▶ _WHAT TO DO_
Each entry here needs to be set down again exactly, please; pictures are left out.
* begin DATASET EXTRACT *
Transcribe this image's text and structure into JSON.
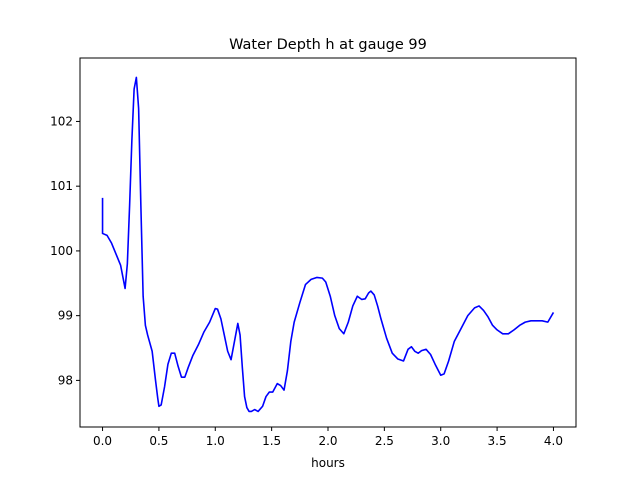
{
  "chart_data": {
    "type": "line",
    "title": "Water Depth h at gauge 99",
    "xlabel": "hours",
    "ylabel": "",
    "xlim": [
      -0.2,
      4.2
    ],
    "ylim": [
      97.28,
      102.98
    ],
    "xticks": [
      0.0,
      0.5,
      1.0,
      1.5,
      2.0,
      2.5,
      3.0,
      3.5,
      4.0
    ],
    "xtick_labels": [
      "0.0",
      "0.5",
      "1.0",
      "1.5",
      "2.0",
      "2.5",
      "3.0",
      "3.5",
      "4.0"
    ],
    "yticks": [
      98,
      99,
      100,
      101,
      102
    ],
    "ytick_labels": [
      "98",
      "99",
      "100",
      "101",
      "102"
    ],
    "grid": false,
    "line_color": "#0000ff",
    "series": [
      {
        "name": "",
        "x": [
          0.0,
          0.0,
          0.04,
          0.08,
          0.12,
          0.16,
          0.2,
          0.22,
          0.24,
          0.26,
          0.28,
          0.3,
          0.32,
          0.34,
          0.36,
          0.38,
          0.4,
          0.44,
          0.47,
          0.49,
          0.5,
          0.52,
          0.55,
          0.58,
          0.61,
          0.64,
          0.67,
          0.7,
          0.73,
          0.76,
          0.8,
          0.85,
          0.9,
          0.95,
          1.0,
          1.02,
          1.05,
          1.08,
          1.11,
          1.14,
          1.17,
          1.2,
          1.22,
          1.24,
          1.26,
          1.28,
          1.3,
          1.32,
          1.35,
          1.38,
          1.42,
          1.45,
          1.48,
          1.51,
          1.55,
          1.58,
          1.61,
          1.64,
          1.67,
          1.7,
          1.75,
          1.8,
          1.85,
          1.9,
          1.95,
          1.98,
          2.02,
          2.06,
          2.1,
          2.14,
          2.18,
          2.22,
          2.26,
          2.3,
          2.33,
          2.36,
          2.38,
          2.41,
          2.44,
          2.47,
          2.52,
          2.57,
          2.62,
          2.67,
          2.71,
          2.74,
          2.77,
          2.8,
          2.83,
          2.87,
          2.91,
          2.95,
          3.0,
          3.03,
          3.07,
          3.12,
          3.18,
          3.24,
          3.3,
          3.34,
          3.38,
          3.42,
          3.46,
          3.5,
          3.55,
          3.6,
          3.65,
          3.7,
          3.75,
          3.8,
          3.9,
          3.95,
          4.0
        ],
        "values": [
          100.82,
          100.27,
          100.24,
          100.12,
          99.95,
          99.78,
          99.42,
          99.8,
          100.7,
          101.7,
          102.5,
          102.68,
          102.2,
          100.7,
          99.3,
          98.85,
          98.7,
          98.45,
          98.0,
          97.72,
          97.6,
          97.62,
          97.9,
          98.25,
          98.42,
          98.42,
          98.22,
          98.05,
          98.05,
          98.2,
          98.38,
          98.55,
          98.75,
          98.9,
          99.11,
          99.1,
          98.95,
          98.7,
          98.45,
          98.32,
          98.6,
          98.88,
          98.7,
          98.2,
          97.75,
          97.58,
          97.52,
          97.52,
          97.55,
          97.52,
          97.6,
          97.75,
          97.82,
          97.82,
          97.95,
          97.92,
          97.85,
          98.15,
          98.6,
          98.9,
          99.2,
          99.48,
          99.56,
          99.59,
          99.58,
          99.52,
          99.3,
          99.0,
          98.8,
          98.72,
          98.9,
          99.15,
          99.3,
          99.25,
          99.26,
          99.35,
          99.38,
          99.32,
          99.15,
          98.95,
          98.65,
          98.42,
          98.33,
          98.3,
          98.48,
          98.52,
          98.45,
          98.42,
          98.46,
          98.48,
          98.4,
          98.25,
          98.08,
          98.1,
          98.3,
          98.6,
          98.8,
          99.0,
          99.12,
          99.15,
          99.08,
          98.98,
          98.85,
          98.78,
          98.72,
          98.72,
          98.78,
          98.85,
          98.9,
          98.92,
          98.92,
          98.9,
          99.05
        ]
      }
    ]
  }
}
* end DATASET EXTRACT *
▶ _THE COMPLETED TASK_
Transcribe this image's text and structure into JSON.
{
  "chart_data": {
    "type": "line",
    "title": "Water Depth h at gauge 99",
    "xlabel": "hours",
    "ylabel": "",
    "xlim": [
      -0.2,
      4.2
    ],
    "ylim": [
      97.28,
      102.98
    ],
    "xticks": [
      0.0,
      0.5,
      1.0,
      1.5,
      2.0,
      2.5,
      3.0,
      3.5,
      4.0
    ],
    "xtick_labels": [
      "0.0",
      "0.5",
      "1.0",
      "1.5",
      "2.0",
      "2.5",
      "3.0",
      "3.5",
      "4.0"
    ],
    "yticks": [
      98,
      99,
      100,
      101,
      102
    ],
    "ytick_labels": [
      "98",
      "99",
      "100",
      "101",
      "102"
    ],
    "grid": false,
    "line_color": "#0000ff",
    "series": [
      {
        "name": "",
        "x": [
          0.0,
          0.0,
          0.04,
          0.08,
          0.12,
          0.16,
          0.2,
          0.22,
          0.24,
          0.26,
          0.28,
          0.3,
          0.32,
          0.34,
          0.36,
          0.38,
          0.4,
          0.44,
          0.47,
          0.49,
          0.5,
          0.52,
          0.55,
          0.58,
          0.61,
          0.64,
          0.67,
          0.7,
          0.73,
          0.76,
          0.8,
          0.85,
          0.9,
          0.95,
          1.0,
          1.02,
          1.05,
          1.08,
          1.11,
          1.14,
          1.17,
          1.2,
          1.22,
          1.24,
          1.26,
          1.28,
          1.3,
          1.32,
          1.35,
          1.38,
          1.42,
          1.45,
          1.48,
          1.51,
          1.55,
          1.58,
          1.61,
          1.64,
          1.67,
          1.7,
          1.75,
          1.8,
          1.85,
          1.9,
          1.95,
          1.98,
          2.02,
          2.06,
          2.1,
          2.14,
          2.18,
          2.22,
          2.26,
          2.3,
          2.33,
          2.36,
          2.38,
          2.41,
          2.44,
          2.47,
          2.52,
          2.57,
          2.62,
          2.67,
          2.71,
          2.74,
          2.77,
          2.8,
          2.83,
          2.87,
          2.91,
          2.95,
          3.0,
          3.03,
          3.07,
          3.12,
          3.18,
          3.24,
          3.3,
          3.34,
          3.38,
          3.42,
          3.46,
          3.5,
          3.55,
          3.6,
          3.65,
          3.7,
          3.75,
          3.8,
          3.9,
          3.95,
          4.0
        ],
        "values": [
          100.82,
          100.27,
          100.24,
          100.12,
          99.95,
          99.78,
          99.42,
          99.8,
          100.7,
          101.7,
          102.5,
          102.68,
          102.2,
          100.7,
          99.3,
          98.85,
          98.7,
          98.45,
          98.0,
          97.72,
          97.6,
          97.62,
          97.9,
          98.25,
          98.42,
          98.42,
          98.22,
          98.05,
          98.05,
          98.2,
          98.38,
          98.55,
          98.75,
          98.9,
          99.11,
          99.1,
          98.95,
          98.7,
          98.45,
          98.32,
          98.6,
          98.88,
          98.7,
          98.2,
          97.75,
          97.58,
          97.52,
          97.52,
          97.55,
          97.52,
          97.6,
          97.75,
          97.82,
          97.82,
          97.95,
          97.92,
          97.85,
          98.15,
          98.6,
          98.9,
          99.2,
          99.48,
          99.56,
          99.59,
          99.58,
          99.52,
          99.3,
          99.0,
          98.8,
          98.72,
          98.9,
          99.15,
          99.3,
          99.25,
          99.26,
          99.35,
          99.38,
          99.32,
          99.15,
          98.95,
          98.65,
          98.42,
          98.33,
          98.3,
          98.48,
          98.52,
          98.45,
          98.42,
          98.46,
          98.48,
          98.4,
          98.25,
          98.08,
          98.1,
          98.3,
          98.6,
          98.8,
          99.0,
          99.12,
          99.15,
          99.08,
          98.98,
          98.85,
          98.78,
          98.72,
          98.72,
          98.78,
          98.85,
          98.9,
          98.92,
          98.92,
          98.9,
          99.05
        ]
      }
    ]
  }
}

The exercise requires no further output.